• **Work request**:
Give the data again in full, with every character unchanged.

Input for this task Block Start

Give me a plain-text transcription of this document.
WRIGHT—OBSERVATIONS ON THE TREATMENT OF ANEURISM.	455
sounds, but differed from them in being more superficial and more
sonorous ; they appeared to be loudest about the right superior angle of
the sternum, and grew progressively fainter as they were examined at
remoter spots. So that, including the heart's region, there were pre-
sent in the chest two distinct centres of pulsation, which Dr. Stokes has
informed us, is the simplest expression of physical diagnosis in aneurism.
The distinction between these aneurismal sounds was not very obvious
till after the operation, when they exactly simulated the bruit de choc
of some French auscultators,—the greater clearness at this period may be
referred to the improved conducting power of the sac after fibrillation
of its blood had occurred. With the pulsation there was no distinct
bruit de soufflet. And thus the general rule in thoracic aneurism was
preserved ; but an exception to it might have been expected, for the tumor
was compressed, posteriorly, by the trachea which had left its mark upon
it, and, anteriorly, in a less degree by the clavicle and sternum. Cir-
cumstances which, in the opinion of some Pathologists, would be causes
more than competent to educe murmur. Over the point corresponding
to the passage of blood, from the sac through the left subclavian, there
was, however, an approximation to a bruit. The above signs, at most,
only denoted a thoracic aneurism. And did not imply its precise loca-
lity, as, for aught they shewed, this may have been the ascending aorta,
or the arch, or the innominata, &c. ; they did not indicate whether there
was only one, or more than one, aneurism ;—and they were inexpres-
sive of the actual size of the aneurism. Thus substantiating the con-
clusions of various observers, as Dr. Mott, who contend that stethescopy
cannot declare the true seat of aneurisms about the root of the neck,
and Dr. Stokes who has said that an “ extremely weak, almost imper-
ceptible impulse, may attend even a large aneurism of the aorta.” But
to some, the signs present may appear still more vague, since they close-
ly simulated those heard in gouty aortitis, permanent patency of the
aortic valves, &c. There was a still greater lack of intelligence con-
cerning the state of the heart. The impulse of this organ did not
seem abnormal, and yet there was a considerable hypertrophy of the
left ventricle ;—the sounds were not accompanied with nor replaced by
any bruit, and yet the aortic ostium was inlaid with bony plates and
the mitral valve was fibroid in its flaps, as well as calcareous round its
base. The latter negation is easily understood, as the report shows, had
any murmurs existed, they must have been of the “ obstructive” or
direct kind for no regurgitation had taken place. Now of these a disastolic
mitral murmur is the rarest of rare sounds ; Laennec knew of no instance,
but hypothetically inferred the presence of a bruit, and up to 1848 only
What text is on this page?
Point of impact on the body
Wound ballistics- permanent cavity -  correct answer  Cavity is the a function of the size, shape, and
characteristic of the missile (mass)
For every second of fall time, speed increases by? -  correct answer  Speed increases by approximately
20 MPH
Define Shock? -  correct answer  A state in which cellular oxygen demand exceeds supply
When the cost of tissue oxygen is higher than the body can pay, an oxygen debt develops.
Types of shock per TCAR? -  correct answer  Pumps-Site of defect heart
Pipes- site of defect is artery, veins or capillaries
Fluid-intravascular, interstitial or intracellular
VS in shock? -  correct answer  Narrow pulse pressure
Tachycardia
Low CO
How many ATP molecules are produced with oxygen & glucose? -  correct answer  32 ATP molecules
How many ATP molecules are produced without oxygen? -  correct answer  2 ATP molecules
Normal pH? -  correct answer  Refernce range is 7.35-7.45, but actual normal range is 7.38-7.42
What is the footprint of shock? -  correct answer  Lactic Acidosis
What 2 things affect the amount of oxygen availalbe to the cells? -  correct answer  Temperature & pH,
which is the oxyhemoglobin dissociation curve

Input for this task Block End

• **Your solution**:
Give me a plain-text transcription of this document.
WRIGHT—OBSERVATIONS ON THE TREATMENT OF ANEURISM.	455
sounds, but differed from them in being more superficial and more
sonorous ; they appeared to be loudest about the right superior angle of
the sternum, and grew progressively fainter as they were examined at
remoter spots. So that, including the heart's region, there were pre-
sent in the chest two distinct centres of pulsation, which Dr. Stokes has
informed us, is the simplest expression of physical diagnosis in aneurism.
The distinction between these aneurismal sounds was not very obvious
till after the operation, when they exactly simulated the bruit de choc
of some French auscultators,—the greater clearness at this period may be
referred to the improved conducting power of the sac after fibrillation
of its blood had occurred. With the pulsation there was no distinct
bruit de soufflet. And thus the general rule in thoracic aneurism was
preserved ; but an exception to it might have been expected, for the tumor
was compressed, posteriorly, by the trachea which had left its mark upon
it, and, anteriorly, in a less degree by the clavicle and sternum. Cir-
cumstances which, in the opinion of some Pathologists, would be causes
more than competent to educe murmur. Over the point corresponding
to the passage of blood, from the sac through the left subclavian, there
was, however, an approximation to a bruit. The above signs, at most,
only denoted a thoracic aneurism. And did not imply its precise loca-
lity, as, for aught they shewed, this may have been the ascending aorta,
or the arch, or the innominata, &c. ; they did not indicate whether there
was only one, or more than one, aneurism ;—and they were inexpres-
sive of the actual size of the aneurism. Thus substantiating the con-
clusions of various observers, as Dr. Mott, who contend that stethescopy
cannot declare the true seat of aneurisms about the root of the neck,
and Dr. Stokes who has said that an “ extremely weak, almost imper-
ceptible impulse, may attend even a large aneurism of the aorta.” But
to some, the signs present may appear still more vague, since they close-
ly simulated those heard in gouty aortitis, permanent patency of the
aortic valves, &c. There was a still greater lack of intelligence con-
cerning the state of the heart. The impulse of this organ did not
seem abnormal, and yet there was a considerable hypertrophy of the
left ventricle ;—the sounds were not accompanied with nor replaced by
any bruit, and yet the aortic ostium was inlaid with bony plates and
the mitral valve was fibroid in its flaps, as well as calcareous round its
base. The latter negation is easily understood, as the report shows, had
any murmurs existed, they must have been of the “ obstructive” or
direct kind for no regurgitation had taken place. Now of these a disastolic
mitral murmur is the rarest of rare sounds ; Laennec knew of no instance,
but hypothetically inferred the presence of a bruit, and up to 1848 only
What text is on this page?
Point of impact on the body
Wound ballistics- permanent cavity -  correct answer  Cavity is the a function of the size, shape, and
characteristic of the missile (mass)
For every second of fall time, speed increases by? -  correct answer  Speed increases by approximately
20 MPH
Define Shock? -  correct answer  A state in which cellular oxygen demand exceeds supply
When the cost of tissue oxygen is higher than the body can pay, an oxygen debt develops.
Types of shock per TCAR? -  correct answer  Pumps-Site of defect heart
Pipes- site of defect is artery, veins or capillaries
Fluid-intravascular, interstitial or intracellular
VS in shock? -  correct answer  Narrow pulse pressure
Tachycardia
Low CO
How many ATP molecules are produced with oxygen & glucose? -  correct answer  32 ATP molecules
How many ATP molecules are produced without oxygen? -  correct answer  2 ATP molecules
Normal pH? -  correct answer  Refernce range is 7.35-7.45, but actual normal range is 7.38-7.42
What is the footprint of shock? -  correct answer  Lactic Acidosis
What 2 things affect the amount of oxygen availalbe to the cells? -  correct answer  Temperature & pH,
which is the oxyhemoglobin dissociation curve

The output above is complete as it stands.